----- Material provided -----

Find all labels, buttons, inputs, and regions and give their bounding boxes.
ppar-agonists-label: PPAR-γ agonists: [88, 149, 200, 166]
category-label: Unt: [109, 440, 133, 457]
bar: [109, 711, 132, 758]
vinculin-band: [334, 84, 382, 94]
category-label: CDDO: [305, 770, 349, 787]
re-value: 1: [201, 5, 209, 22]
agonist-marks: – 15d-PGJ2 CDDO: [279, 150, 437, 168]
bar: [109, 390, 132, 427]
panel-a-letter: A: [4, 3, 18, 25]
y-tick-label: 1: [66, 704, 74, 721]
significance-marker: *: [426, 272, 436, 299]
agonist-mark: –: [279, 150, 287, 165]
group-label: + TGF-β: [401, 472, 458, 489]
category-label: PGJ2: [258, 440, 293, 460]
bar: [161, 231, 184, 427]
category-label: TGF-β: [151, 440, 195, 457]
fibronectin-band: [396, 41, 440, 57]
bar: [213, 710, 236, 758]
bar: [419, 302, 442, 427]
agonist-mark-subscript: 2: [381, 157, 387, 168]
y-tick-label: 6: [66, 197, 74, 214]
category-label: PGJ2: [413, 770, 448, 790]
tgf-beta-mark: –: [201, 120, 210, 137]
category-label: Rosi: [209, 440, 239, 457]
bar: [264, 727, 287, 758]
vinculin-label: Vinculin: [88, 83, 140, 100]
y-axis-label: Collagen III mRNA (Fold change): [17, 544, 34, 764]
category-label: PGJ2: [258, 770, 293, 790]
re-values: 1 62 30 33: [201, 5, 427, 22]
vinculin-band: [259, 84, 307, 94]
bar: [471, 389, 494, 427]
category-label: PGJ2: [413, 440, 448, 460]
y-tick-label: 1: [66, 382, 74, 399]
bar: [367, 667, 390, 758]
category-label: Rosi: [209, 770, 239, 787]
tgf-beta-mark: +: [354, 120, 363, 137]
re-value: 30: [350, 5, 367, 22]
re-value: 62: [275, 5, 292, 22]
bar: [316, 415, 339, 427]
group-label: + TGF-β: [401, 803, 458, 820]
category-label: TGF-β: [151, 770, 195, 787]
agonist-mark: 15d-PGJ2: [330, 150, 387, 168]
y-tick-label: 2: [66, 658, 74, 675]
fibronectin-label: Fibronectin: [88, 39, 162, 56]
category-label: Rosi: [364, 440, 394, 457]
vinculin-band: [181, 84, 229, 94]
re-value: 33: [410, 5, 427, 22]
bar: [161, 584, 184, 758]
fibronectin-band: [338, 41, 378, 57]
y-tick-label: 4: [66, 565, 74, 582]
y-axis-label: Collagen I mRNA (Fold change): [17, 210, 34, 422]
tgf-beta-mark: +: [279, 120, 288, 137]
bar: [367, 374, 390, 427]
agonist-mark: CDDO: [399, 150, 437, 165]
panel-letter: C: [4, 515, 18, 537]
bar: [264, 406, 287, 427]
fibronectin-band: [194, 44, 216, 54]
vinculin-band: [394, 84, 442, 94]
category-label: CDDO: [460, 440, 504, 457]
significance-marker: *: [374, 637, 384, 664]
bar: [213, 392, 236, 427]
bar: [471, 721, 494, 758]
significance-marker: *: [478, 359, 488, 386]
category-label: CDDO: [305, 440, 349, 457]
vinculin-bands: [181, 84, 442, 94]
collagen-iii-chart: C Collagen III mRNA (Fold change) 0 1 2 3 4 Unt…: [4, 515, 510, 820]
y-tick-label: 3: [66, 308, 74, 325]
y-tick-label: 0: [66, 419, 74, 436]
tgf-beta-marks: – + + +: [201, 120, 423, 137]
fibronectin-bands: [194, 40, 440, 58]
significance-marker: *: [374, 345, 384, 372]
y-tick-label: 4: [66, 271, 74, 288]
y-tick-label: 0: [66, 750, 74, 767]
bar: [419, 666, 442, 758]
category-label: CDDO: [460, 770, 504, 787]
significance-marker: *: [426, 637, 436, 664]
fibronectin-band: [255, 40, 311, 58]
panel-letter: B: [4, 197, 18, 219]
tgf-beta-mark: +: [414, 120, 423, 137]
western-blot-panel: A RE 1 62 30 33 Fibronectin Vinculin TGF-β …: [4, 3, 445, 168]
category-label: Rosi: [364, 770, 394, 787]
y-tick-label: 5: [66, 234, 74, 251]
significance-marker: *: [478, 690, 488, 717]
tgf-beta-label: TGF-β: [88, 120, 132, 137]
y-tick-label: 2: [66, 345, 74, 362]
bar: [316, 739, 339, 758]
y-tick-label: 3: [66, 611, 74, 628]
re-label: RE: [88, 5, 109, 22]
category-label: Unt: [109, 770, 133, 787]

-----

◆ Task requirements ◆
The data above is to be returned exactly, with nothing altered.

◆ Final answer ◆
Find all labels, buttons, inputs, and regions and give their bounding boxes.
ppar-agonists-label: PPAR-γ agonists: [88, 149, 200, 166]
category-label: Unt: [109, 440, 133, 457]
bar: [109, 711, 132, 758]
vinculin-band: [334, 84, 382, 94]
category-label: CDDO: [305, 770, 349, 787]
re-value: 1: [201, 5, 209, 22]
agonist-marks: – 15d-PGJ2 CDDO: [279, 150, 437, 168]
bar: [109, 390, 132, 427]
panel-a-letter: A: [4, 3, 18, 25]
y-tick-label: 1: [66, 704, 74, 721]
significance-marker: *: [426, 272, 436, 299]
agonist-mark: –: [279, 150, 287, 165]
group-label: + TGF-β: [401, 472, 458, 489]
category-label: PGJ2: [258, 440, 293, 460]
bar: [161, 231, 184, 427]
category-label: TGF-β: [151, 440, 195, 457]
fibronectin-band: [396, 41, 440, 57]
bar: [213, 710, 236, 758]
bar: [419, 302, 442, 427]
agonist-mark-subscript: 2: [381, 157, 387, 168]
y-tick-label: 6: [66, 197, 74, 214]
category-label: PGJ2: [413, 770, 448, 790]
tgf-beta-mark: –: [201, 120, 210, 137]
category-label: Rosi: [209, 440, 239, 457]
bar: [264, 727, 287, 758]
vinculin-label: Vinculin: [88, 83, 140, 100]
y-axis-label: Collagen III mRNA (Fold change): [17, 544, 34, 764]
category-label: PGJ2: [258, 770, 293, 790]
re-values: 1 62 30 33: [201, 5, 427, 22]
vinculin-band: [259, 84, 307, 94]
bar: [471, 389, 494, 427]
category-label: PGJ2: [413, 440, 448, 460]
y-tick-label: 1: [66, 382, 74, 399]
bar: [367, 667, 390, 758]
category-label: Rosi: [209, 770, 239, 787]
tgf-beta-mark: +: [354, 120, 363, 137]
re-value: 30: [350, 5, 367, 22]
re-value: 62: [275, 5, 292, 22]
bar: [316, 415, 339, 427]
group-label: + TGF-β: [401, 803, 458, 820]
category-label: TGF-β: [151, 770, 195, 787]
agonist-mark: 15d-PGJ2: [330, 150, 387, 168]
y-tick-label: 2: [66, 658, 74, 675]
fibronectin-label: Fibronectin: [88, 39, 162, 56]
category-label: Rosi: [364, 440, 394, 457]
vinculin-band: [181, 84, 229, 94]
re-value: 33: [410, 5, 427, 22]
bar: [161, 584, 184, 758]
fibronectin-band: [338, 41, 378, 57]
y-tick-label: 4: [66, 565, 74, 582]
y-axis-label: Collagen I mRNA (Fold change): [17, 210, 34, 422]
tgf-beta-mark: +: [279, 120, 288, 137]
bar: [367, 374, 390, 427]
agonist-mark: CDDO: [399, 150, 437, 165]
panel-letter: C: [4, 515, 18, 537]
bar: [264, 406, 287, 427]
fibronectin-band: [194, 44, 216, 54]
vinculin-band: [394, 84, 442, 94]
category-label: CDDO: [460, 440, 504, 457]
significance-marker: *: [374, 637, 384, 664]
bar: [213, 392, 236, 427]
bar: [471, 721, 494, 758]
significance-marker: *: [478, 359, 488, 386]
category-label: CDDO: [305, 440, 349, 457]
vinculin-bands: [181, 84, 442, 94]
collagen-iii-chart: C Collagen III mRNA (Fold change) 0 1 2 3 4 Unt…: [4, 515, 510, 820]
y-tick-label: 3: [66, 308, 74, 325]
y-tick-label: 0: [66, 419, 74, 436]
tgf-beta-marks: – + + +: [201, 120, 423, 137]
fibronectin-bands: [194, 40, 440, 58]
significance-marker: *: [374, 345, 384, 372]
y-tick-label: 4: [66, 271, 74, 288]
y-tick-label: 0: [66, 750, 74, 767]
bar: [419, 666, 442, 758]
category-label: CDDO: [460, 770, 504, 787]
significance-marker: *: [426, 637, 436, 664]
fibronectin-band: [255, 40, 311, 58]
panel-letter: B: [4, 197, 18, 219]
tgf-beta-mark: +: [414, 120, 423, 137]
western-blot-panel: A RE 1 62 30 33 Fibronectin Vinculin TGF-β …: [4, 3, 445, 168]
category-label: Rosi: [364, 770, 394, 787]
y-tick-label: 5: [66, 234, 74, 251]
significance-marker: *: [478, 690, 488, 717]
tgf-beta-label: TGF-β: [88, 120, 132, 137]
y-tick-label: 2: [66, 345, 74, 362]
bar: [316, 739, 339, 758]
y-tick-label: 3: [66, 611, 74, 628]
re-label: RE: [88, 5, 109, 22]
category-label: Unt: [109, 770, 133, 787]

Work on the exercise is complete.